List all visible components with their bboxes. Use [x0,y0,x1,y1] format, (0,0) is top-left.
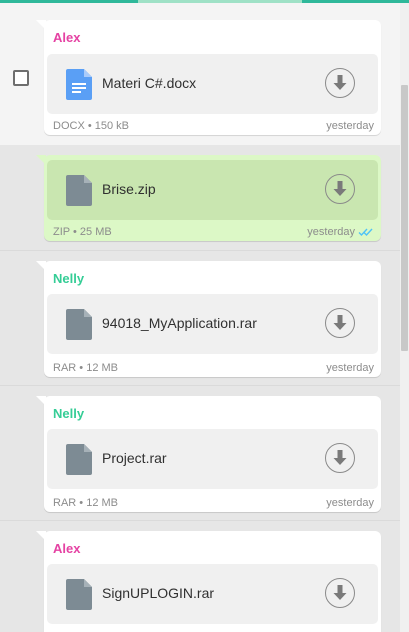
download-arrow-icon [333,315,347,330]
sender-name: Nelly [53,271,85,286]
file-name: 94018_MyApplication.rar [102,315,257,331]
download-arrow-icon [333,585,347,600]
file-attachment[interactable]: SignUPLOGIN.rar [47,564,378,624]
file-name: Brise.zip [102,181,156,197]
message-row[interactable]: Nelly Project.rar RAR • 12 MB yesterday [0,386,400,520]
bubble-tail [36,20,46,30]
bubble-tail [36,396,46,406]
file-size: 12 MB [86,362,119,374]
download-arrow-icon [333,450,347,465]
download-button[interactable] [325,68,355,98]
download-button[interactable] [325,174,355,204]
file-meta: ZIP • 25 MB [53,226,112,238]
file-icon [66,579,92,610]
message-time: yesterday [326,120,374,132]
file-name: SignUPLOGIN.rar [102,585,215,601]
file-attachment[interactable]: Project.rar [47,429,378,489]
select-message-checkbox[interactable] [13,70,29,86]
file-name: Project.rar [102,450,167,466]
message-row[interactable]: Brise.zip ZIP • 25 MB yesterday [0,145,400,250]
message-row[interactable]: Alex SignUPLOGIN.rar [0,521,400,632]
bubble-tail [36,531,46,541]
download-arrow-icon [333,75,347,90]
time-label: yesterday [307,226,355,238]
bubble-tail [36,261,46,271]
file-type: ZIP [53,226,70,238]
message-bubble[interactable]: Alex Materi C#.docx DOCX • 150 kB yester [36,20,381,135]
file-name: Materi C#.docx [102,75,197,91]
scrollbar-thumb[interactable] [401,85,408,351]
message-time: yesterday [326,362,374,374]
message-time: yesterday [307,226,374,238]
meta-separator: • [87,120,92,132]
meta-separator: • [79,497,84,509]
download-button[interactable] [325,578,355,608]
file-size: 12 MB [86,497,119,509]
file-meta: RAR • 12 MB [53,497,118,509]
time-label: yesterday [326,120,374,132]
time-label: yesterday [326,362,374,374]
meta-separator: • [79,362,84,374]
download-button[interactable] [325,443,355,473]
file-type: DOCX [53,120,85,132]
file-attachment[interactable]: Materi C#.docx [47,54,378,114]
message-bubble[interactable]: Nelly 94018_MyApplication.rar RAR • 12 M… [36,261,381,377]
read-ticks-icon [358,228,373,237]
message-bubble[interactable]: Brise.zip ZIP • 25 MB yesterday [36,155,381,241]
download-arrow-icon [333,181,347,196]
message-row[interactable]: Nelly 94018_MyApplication.rar RAR • 12 M… [0,251,400,385]
file-size: 150 kB [94,120,130,132]
scrollbar-track[interactable] [400,3,409,632]
file-meta: DOCX • 150 kB [53,120,129,132]
file-icon [66,309,92,340]
file-attachment[interactable]: Brise.zip [47,160,378,220]
message-row[interactable]: Alex Materi C#.docx DOCX • 150 kB yester [0,3,400,145]
bubble-tail [36,155,46,165]
time-label: yesterday [326,497,374,509]
meta-separator: • [72,226,77,238]
sender-name: Alex [53,541,81,556]
file-icon [66,444,92,475]
message-bubble[interactable]: Nelly Project.rar RAR • 12 MB yesterday [36,396,381,512]
file-size: 25 MB [79,226,112,238]
message-bubble[interactable]: Alex SignUPLOGIN.rar [36,531,381,632]
file-meta: RAR • 12 MB [53,362,118,374]
chat-message-list[interactable]: Alex Materi C#.docx DOCX • 150 kB yester [0,3,400,632]
file-attachment[interactable]: 94018_MyApplication.rar [47,294,378,354]
file-type: RAR [53,497,77,509]
sender-name: Nelly [53,406,85,421]
file-type: RAR [53,362,77,374]
message-time: yesterday [326,497,374,509]
docx-icon [66,69,92,100]
sender-name: Alex [53,30,81,45]
download-button[interactable] [325,308,355,338]
file-icon [66,175,92,206]
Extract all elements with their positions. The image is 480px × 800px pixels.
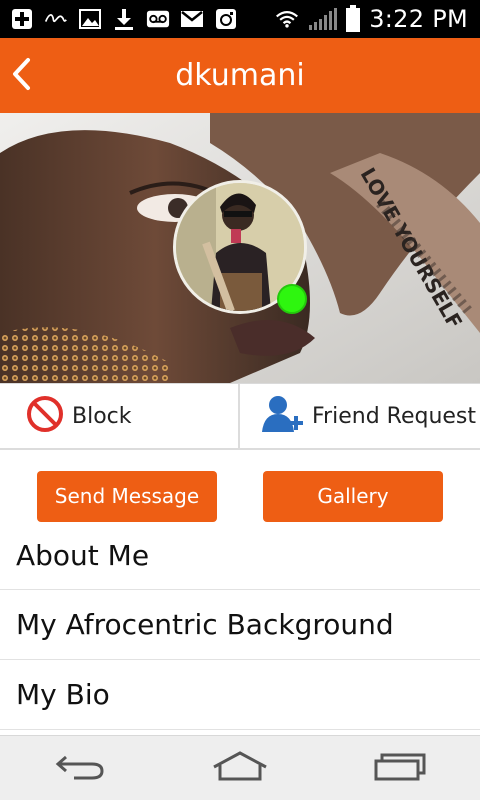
home-nav-icon bbox=[210, 749, 270, 788]
download-icon bbox=[112, 8, 136, 30]
friend-request-button[interactable]: Friend Request bbox=[240, 384, 480, 448]
friend-request-label: Friend Request bbox=[312, 403, 477, 429]
send-message-button[interactable]: Send Message bbox=[37, 471, 217, 522]
section-afrocentric-background[interactable]: My Afrocentric Background bbox=[0, 590, 480, 660]
app-bar: dkumani bbox=[0, 38, 480, 113]
block-label: Block bbox=[72, 403, 132, 429]
back-nav-button[interactable] bbox=[45, 743, 115, 793]
wifi-icon bbox=[275, 8, 299, 30]
block-icon bbox=[26, 395, 64, 438]
status-bar: 3:22 PM bbox=[0, 0, 480, 38]
plus-icon bbox=[10, 8, 34, 30]
profile-actions: Block Friend Request bbox=[0, 383, 480, 450]
online-status-indicator bbox=[277, 284, 307, 314]
recents-nav-icon bbox=[372, 749, 428, 788]
recents-nav-button[interactable] bbox=[365, 743, 435, 793]
block-button[interactable]: Block bbox=[0, 384, 240, 448]
virgin-logo-icon bbox=[44, 8, 68, 30]
back-nav-icon bbox=[52, 749, 108, 788]
add-user-icon bbox=[260, 394, 308, 439]
instagram-icon bbox=[214, 8, 238, 30]
clock-time: 3:22 PM bbox=[369, 5, 468, 33]
section-my-bio[interactable]: My Bio bbox=[0, 660, 480, 730]
voicemail-icon bbox=[146, 8, 170, 30]
image-icon bbox=[78, 8, 102, 30]
mail-icon bbox=[180, 8, 204, 30]
profile-sections-list: About Me My Afrocentric Background My Bi… bbox=[0, 522, 480, 730]
signal-icon bbox=[307, 8, 338, 30]
gallery-button[interactable]: Gallery bbox=[263, 471, 443, 522]
section-about-me[interactable]: About Me bbox=[0, 522, 480, 590]
battery-icon bbox=[345, 5, 361, 32]
page-title: dkumani bbox=[175, 58, 305, 93]
system-nav-bar bbox=[0, 735, 480, 800]
home-nav-button[interactable] bbox=[205, 743, 275, 793]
━━━━━━━━
§ AIM
Render each line of all the items above as a JSON list of strings, one string per line, with blank lines omitted. Leave the pictures out of your answer.

§ WRITTEN RESPONSE
[
  "List all visible components with their bboxes. Use [x0,y0,x1,y1] format, (0,0) is top-left.",
  "download-arrow-icon [333,315,347,330]",
  "sender-name: Nelly [53,271,85,286]",
  "file-name: 94018_MyApplication.rar [102,315,257,331]",
  "download-arrow-icon [333,585,347,600]",
  "file-attachment[interactable]: SignUPLOGIN.rar [47,564,378,624]",
  "file-name: Brise.zip [102,181,156,197]",
  "message-row[interactable]: Nelly Project.rar RAR • 12 MB yesterday [0,386,400,520]",
  "bubble-tail [36,20,46,30]",
  "bubble-tail [36,396,46,406]",
  "file-size: 12 MB [86,362,119,374]",
  "download-arrow-icon [333,450,347,465]",
  "download-button[interactable] [325,68,355,98]",
  "download-button[interactable] [325,174,355,204]",
  "file-meta: ZIP • 25 MB [53,226,112,238]",
  "file-icon [66,579,92,610]",
  "message-time: yesterday [326,120,374,132]",
  "file-name: SignUPLOGIN.rar [102,585,215,601]",
  "file-attachment[interactable]: Project.rar [47,429,378,489]",
  "select-message-checkbox[interactable] [13,70,29,86]",
  "file-name: Project.rar [102,450,167,466]",
  "message-row[interactable]: Brise.zip ZIP • 25 MB yesterday [0,145,400,250]",
  "message-row[interactable]: Alex SignUPLOGIN.rar [0,521,400,632]",
  "bubble-tail [36,531,46,541]",
  "download-arrow-icon [333,75,347,90]",
  "time-label: yesterday [307,226,355,238]",
  "bubble-tail [36,261,46,271]",
  "file-type: ZIP [53,226,70,238]",
  "message-bubble[interactable]: Alex Materi C#.docx DOCX • 150 kB yester [36,20,381,135]",
  "file-name: Materi C#.docx [102,75,197,91]",
  "scrollbar-thumb[interactable] [401,85,408,351]",
  "message-time: yesterday [326,362,374,374]",
  "message-time: yesterday [307,226,374,238]",
  "meta-separator: • [87,120,92,132]",
  "meta-separator: • [79,497,84,509]",
  "download-button[interactable] [325,578,355,608]",
  "file-size: 12 MB [86,497,119,509]",
  "file-meta: RAR • 12 MB [53,497,118,509]",
  "time-label: yesterday [326,120,374,132]",
  "time-label: yesterday [326,362,374,374]",
  "meta-separator: • [79,362,84,374]",
  "download-button[interactable] [325,443,355,473]",
  "file-type: DOCX [53,120,85,132]",
  "file-attachment[interactable]: Materi C#.docx [47,54,378,114]",
  "message-bubble[interactable]: Nelly 94018_MyApplication.rar RAR • 12 M… [36,261,381,377]",
  "read-ticks-icon [358,228,373,237]",
  "message-bubble[interactable]: Brise.zip ZIP • 25 MB yesterday [36,155,381,241]",
  "download-arrow-icon [333,181,347,196]",
  "message-row[interactable]: Nelly 94018_MyApplication.rar RAR • 12 M… [0,251,400,385]",
  "file-size: 150 kB [94,120,130,132]",
  "scrollbar-track[interactable] [400,3,409,632]",
  "file-meta: DOCX • 150 kB [53,120,129,132]",
  "file-icon [66,309,92,340]",
  "file-attachment[interactable]: Brise.zip [47,160,378,220]",
  "message-row[interactable]: Alex Materi C#.docx DOCX • 150 kB yester [0,3,400,145]",
  "bubble-tail [36,155,46,165]",
  "time-label: yesterday [326,497,374,509]",
  "meta-separator: • [72,226,77,238]",
  "sender-name: Alex [53,541,81,556]",
  "file-icon [66,444,92,475]",
  "message-bubble[interactable]: Nelly Project.rar RAR • 12 MB yesterday [36,396,381,512]",
  "file-size: 25 MB [79,226,112,238]",
  "message-bubble[interactable]: Alex SignUPLOGIN.rar [36,531,381,632]",
  "file-meta: RAR • 12 MB [53,362,118,374]",
  "chat-message-list[interactable]: Alex Materi C#.docx DOCX • 150 kB yester [0,3,400,632]",
  "file-attachment[interactable]: 94018_MyApplication.rar [47,294,378,354]",
  "file-type: RAR [53,497,77,509]",
  "sender-name: Nelly [53,406,85,421]",
  "file-type: RAR [53,362,77,374]",
  "message-time: yesterday [326,497,374,509]",
  "docx-icon [66,69,92,100]",
  "sender-name: Alex [53,30,81,45]",
  "download-button[interactable] [325,308,355,338]",
  "file-icon [66,175,92,206]",
  "Extract all elements with their positions. The image is 480px × 800px pixels.",
  "home-nav-icon bbox=[210, 749, 270, 788]",
  "download-icon bbox=[112, 8, 136, 30]",
  "friend-request-button[interactable]: Friend Request bbox=[240, 384, 480, 448]",
  "friend-request-label: Friend Request bbox=[312, 403, 477, 429]",
  "send-message-button[interactable]: Send Message bbox=[37, 471, 217, 522]",
  "section-afrocentric-background[interactable]: My Afrocentric Background bbox=[0, 590, 480, 660]",
  "app-bar: dkumani bbox=[0, 38, 480, 113]",
  "block-label: Block bbox=[72, 403, 132, 429]",
  "back-nav-button[interactable] bbox=[45, 743, 115, 793]",
  "wifi-icon bbox=[275, 8, 299, 30]",
  "block-icon bbox=[26, 395, 64, 438]",
  "status-bar: 3:22 PM bbox=[0, 0, 480, 38]",
  "plus-icon bbox=[10, 8, 34, 30]",
  "profile-actions: Block Friend Request bbox=[0, 383, 480, 450]",
  "online-status-indicator bbox=[277, 284, 307, 314]",
  "recents-nav-icon bbox=[372, 749, 428, 788]",
  "recents-nav-button[interactable] bbox=[365, 743, 435, 793]",
  "block-button[interactable]: Block bbox=[0, 384, 240, 448]",
  "virgin-logo-icon bbox=[44, 8, 68, 30]",
  "back-nav-icon bbox=[52, 749, 108, 788]",
  "add-user-icon bbox=[260, 394, 308, 439]",
  "instagram-icon bbox=[214, 8, 238, 30]",
  "clock-time: 3:22 PM bbox=[369, 5, 468, 33]",
  "section-my-bio[interactable]: My Bio bbox=[0, 660, 480, 730]",
  "voicemail-icon bbox=[146, 8, 170, 30]",
  "image-icon bbox=[78, 8, 102, 30]",
  "mail-icon bbox=[180, 8, 204, 30]",
  "profile-sections-list: About Me My Afrocentric Background My Bi… bbox=[0, 522, 480, 730]",
  "signal-icon bbox=[307, 8, 338, 30]",
  "gallery-button[interactable]: Gallery bbox=[263, 471, 443, 522]",
  "section-about-me[interactable]: About Me bbox=[0, 522, 480, 590]",
  "battery-icon bbox=[345, 5, 361, 32]",
  "page-title: dkumani bbox=[175, 58, 305, 93]",
  "system-nav-bar bbox=[0, 735, 480, 800]",
  "home-nav-button[interactable] bbox=[205, 743, 275, 793]"
]